===== PROVIDED RECORDS

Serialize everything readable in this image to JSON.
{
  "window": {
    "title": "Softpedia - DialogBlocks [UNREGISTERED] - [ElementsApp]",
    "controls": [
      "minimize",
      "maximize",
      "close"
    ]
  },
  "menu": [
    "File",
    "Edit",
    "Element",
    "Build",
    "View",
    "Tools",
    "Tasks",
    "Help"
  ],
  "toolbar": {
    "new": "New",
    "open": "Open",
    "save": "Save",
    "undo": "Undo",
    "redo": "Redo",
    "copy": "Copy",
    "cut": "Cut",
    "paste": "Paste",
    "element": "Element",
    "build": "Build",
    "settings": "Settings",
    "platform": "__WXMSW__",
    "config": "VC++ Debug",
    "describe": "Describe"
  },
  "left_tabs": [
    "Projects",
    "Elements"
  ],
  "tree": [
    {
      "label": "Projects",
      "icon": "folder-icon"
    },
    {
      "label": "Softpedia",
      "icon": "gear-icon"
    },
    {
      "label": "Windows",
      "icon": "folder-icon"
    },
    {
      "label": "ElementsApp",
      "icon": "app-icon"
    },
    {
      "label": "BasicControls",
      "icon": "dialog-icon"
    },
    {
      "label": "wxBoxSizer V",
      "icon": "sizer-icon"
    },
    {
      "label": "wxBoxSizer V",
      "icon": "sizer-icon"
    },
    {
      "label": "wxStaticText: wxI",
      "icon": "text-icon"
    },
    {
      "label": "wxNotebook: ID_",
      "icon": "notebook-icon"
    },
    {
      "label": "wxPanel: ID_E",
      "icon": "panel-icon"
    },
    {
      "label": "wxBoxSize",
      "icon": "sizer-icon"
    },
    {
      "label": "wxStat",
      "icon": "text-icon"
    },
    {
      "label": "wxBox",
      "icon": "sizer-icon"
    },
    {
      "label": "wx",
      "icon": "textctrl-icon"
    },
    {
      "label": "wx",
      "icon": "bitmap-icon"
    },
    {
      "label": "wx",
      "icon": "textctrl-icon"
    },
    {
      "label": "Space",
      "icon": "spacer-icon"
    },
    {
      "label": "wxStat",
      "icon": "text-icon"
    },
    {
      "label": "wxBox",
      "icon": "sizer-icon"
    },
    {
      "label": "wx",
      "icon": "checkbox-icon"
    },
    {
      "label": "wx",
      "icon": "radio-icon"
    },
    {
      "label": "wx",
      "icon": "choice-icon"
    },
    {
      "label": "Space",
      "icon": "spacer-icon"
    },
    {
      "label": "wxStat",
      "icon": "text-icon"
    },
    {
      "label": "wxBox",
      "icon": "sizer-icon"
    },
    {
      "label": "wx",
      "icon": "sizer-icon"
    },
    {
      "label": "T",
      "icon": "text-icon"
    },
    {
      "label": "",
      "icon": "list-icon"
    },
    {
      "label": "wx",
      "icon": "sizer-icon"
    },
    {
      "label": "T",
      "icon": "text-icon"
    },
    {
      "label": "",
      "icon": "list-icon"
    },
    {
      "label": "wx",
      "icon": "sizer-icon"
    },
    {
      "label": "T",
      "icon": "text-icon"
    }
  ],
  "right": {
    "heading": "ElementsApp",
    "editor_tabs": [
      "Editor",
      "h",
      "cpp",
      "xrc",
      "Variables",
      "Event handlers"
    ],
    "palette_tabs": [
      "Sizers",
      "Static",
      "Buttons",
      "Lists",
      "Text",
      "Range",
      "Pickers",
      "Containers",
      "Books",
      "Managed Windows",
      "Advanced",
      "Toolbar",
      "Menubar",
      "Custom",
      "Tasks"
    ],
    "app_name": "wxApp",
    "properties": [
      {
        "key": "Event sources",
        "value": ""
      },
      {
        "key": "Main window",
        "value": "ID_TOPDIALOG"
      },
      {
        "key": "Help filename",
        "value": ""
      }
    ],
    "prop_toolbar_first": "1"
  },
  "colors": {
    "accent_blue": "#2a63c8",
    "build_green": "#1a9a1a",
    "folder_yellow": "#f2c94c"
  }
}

==========

• _OBJECTIVE_
Each record above should be repeated exactly as it appears.

• _RESPONSE BELOW_
Serialize everything readable in this image to JSON.
{
  "window": {
    "title": "Softpedia - DialogBlocks [UNREGISTERED] - [ElementsApp]",
    "controls": [
      "minimize",
      "maximize",
      "close"
    ]
  },
  "menu": [
    "File",
    "Edit",
    "Element",
    "Build",
    "View",
    "Tools",
    "Tasks",
    "Help"
  ],
  "toolbar": {
    "new": "New",
    "open": "Open",
    "save": "Save",
    "undo": "Undo",
    "redo": "Redo",
    "copy": "Copy",
    "cut": "Cut",
    "paste": "Paste",
    "element": "Element",
    "build": "Build",
    "settings": "Settings",
    "platform": "__WXMSW__",
    "config": "VC++ Debug",
    "describe": "Describe"
  },
  "left_tabs": [
    "Projects",
    "Elements"
  ],
  "tree": [
    {
      "label": "Projects",
      "icon": "folder-icon"
    },
    {
      "label": "Softpedia",
      "icon": "gear-icon"
    },
    {
      "label": "Windows",
      "icon": "folder-icon"
    },
    {
      "label": "ElementsApp",
      "icon": "app-icon"
    },
    {
      "label": "BasicControls",
      "icon": "dialog-icon"
    },
    {
      "label": "wxBoxSizer V",
      "icon": "sizer-icon"
    },
    {
      "label": "wxBoxSizer V",
      "icon": "sizer-icon"
    },
    {
      "label": "wxStaticText: wxI",
      "icon": "text-icon"
    },
    {
      "label": "wxNotebook: ID_",
      "icon": "notebook-icon"
    },
    {
      "label": "wxPanel: ID_E",
      "icon": "panel-icon"
    },
    {
      "label": "wxBoxSize",
      "icon": "sizer-icon"
    },
    {
      "label": "wxStat",
      "icon": "text-icon"
    },
    {
      "label": "wxBox",
      "icon": "sizer-icon"
    },
    {
      "label": "wx",
      "icon": "textctrl-icon"
    },
    {
      "label": "wx",
      "icon": "bitmap-icon"
    },
    {
      "label": "wx",
      "icon": "textctrl-icon"
    },
    {
      "label": "Space",
      "icon": "spacer-icon"
    },
    {
      "label": "wxStat",
      "icon": "text-icon"
    },
    {
      "label": "wxBox",
      "icon": "sizer-icon"
    },
    {
      "label": "wx",
      "icon": "checkbox-icon"
    },
    {
      "label": "wx",
      "icon": "radio-icon"
    },
    {
      "label": "wx",
      "icon": "choice-icon"
    },
    {
      "label": "Space",
      "icon": "spacer-icon"
    },
    {
      "label": "wxStat",
      "icon": "text-icon"
    },
    {
      "label": "wxBox",
      "icon": "sizer-icon"
    },
    {
      "label": "wx",
      "icon": "sizer-icon"
    },
    {
      "label": "T",
      "icon": "text-icon"
    },
    {
      "label": "",
      "icon": "list-icon"
    },
    {
      "label": "wx",
      "icon": "sizer-icon"
    },
    {
      "label": "T",
      "icon": "text-icon"
    },
    {
      "label": "",
      "icon": "list-icon"
    },
    {
      "label": "wx",
      "icon": "sizer-icon"
    },
    {
      "label": "T",
      "icon": "text-icon"
    }
  ],
  "right": {
    "heading": "ElementsApp",
    "editor_tabs": [
      "Editor",
      "h",
      "cpp",
      "xrc",
      "Variables",
      "Event handlers"
    ],
    "palette_tabs": [
      "Sizers",
      "Static",
      "Buttons",
      "Lists",
      "Text",
      "Range",
      "Pickers",
      "Containers",
      "Books",
      "Managed Windows",
      "Advanced",
      "Toolbar",
      "Menubar",
      "Custom",
      "Tasks"
    ],
    "app_name": "wxApp",
    "properties": [
      {
        "key": "Event sources",
        "value": ""
      },
      {
        "key": "Main window",
        "value": "ID_TOPDIALOG"
      },
      {
        "key": "Help filename",
        "value": ""
      }
    ],
    "prop_toolbar_first": "1"
  },
  "colors": {
    "accent_blue": "#2a63c8",
    "build_green": "#1a9a1a",
    "folder_yellow": "#f2c94c"
  }
}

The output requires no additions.